▶ _Text extract_
* start *

A river is a living thing. It has a soul, a voice, a character, a life. I live on the bank of a river. I hear it talk, moan, sing, giggle and gurgle. Sometimes it seems to harbour a spirit, an aura-or a supernatural something. Seasonal variations make it alternately a trickling brook, a frothy torrent or an ice jam. Its shape may change, but its soul remains intact. It's like my best friend. It's always there.

The Tobique is a river similar to mine. It has a rhythmic pace, quietly meandering through wooded and open lands in the northwest corner of New Brunswick. As it flows, it reminisces about its distant past, and the cachet it enjoyed as the home of the Tobique Salmon Club. The great and the near great once fished for Atlantic salmon here-John Rockefeller, Babe Ruth, LL Bean-spreading the reputation of this gorgeous gravel-bedded stream far and wide.

The salmon are gone now. The great names are gone too; but the good times on the Tobique roll on. Unlike any other, the Tobique is the reel river. Once it was the song of the fishing reel responding to the big one hooked on flies with names like Blue Charm or Thunder and Lightning. Now it's the river rocking to the "Tobique River Reel" or the "Canoe Builder's Jig." It's Fiddles on the Tobique time!

Do you have a special fantasy-one that you hope will come true but in your heart you know it probably won't? I do. It keeps me dreaming; it unleashes my imagination and takes me to another place. Fiddles on the Tobique is one person's fantasy come true. And that fantasy has fed the spirits of many. Here's the story.

* end *

▶ _To be done_
[1] According to the Tobique River passage, which club once had its home on the river?
[2] Return the Tobique River passage word for word from "The salmon are" to "the Tobique time!".

▶ _Collected material_
* start *

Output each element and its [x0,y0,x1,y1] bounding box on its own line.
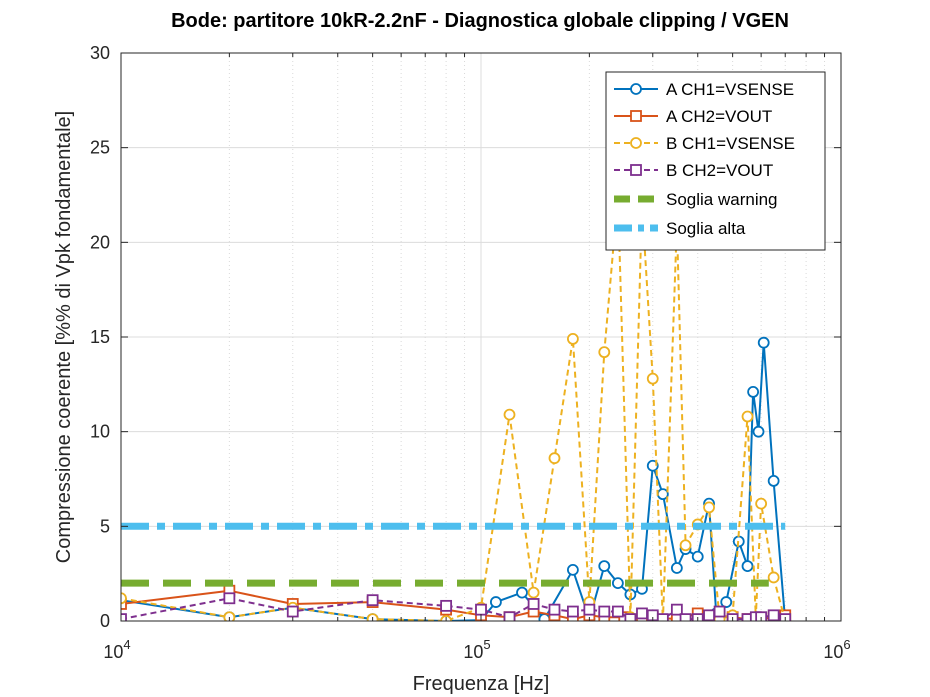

* end *

▶ _Answers given_
[1] The Tobique Salmon Club.

[2]
The salmon are gone now. The great names are gone too; but the good times on the Tobique roll on. Unlike any other, the Tobique is the reel river. Once it was the song of the fishing reel responding to the big one hooked on flies with names like Blue Charm or Thunder and Lightning. Now it's the river rocking to the "Tobique River Reel" or the "Canoe Builder's Jig." It's Fiddles on the Tobique time!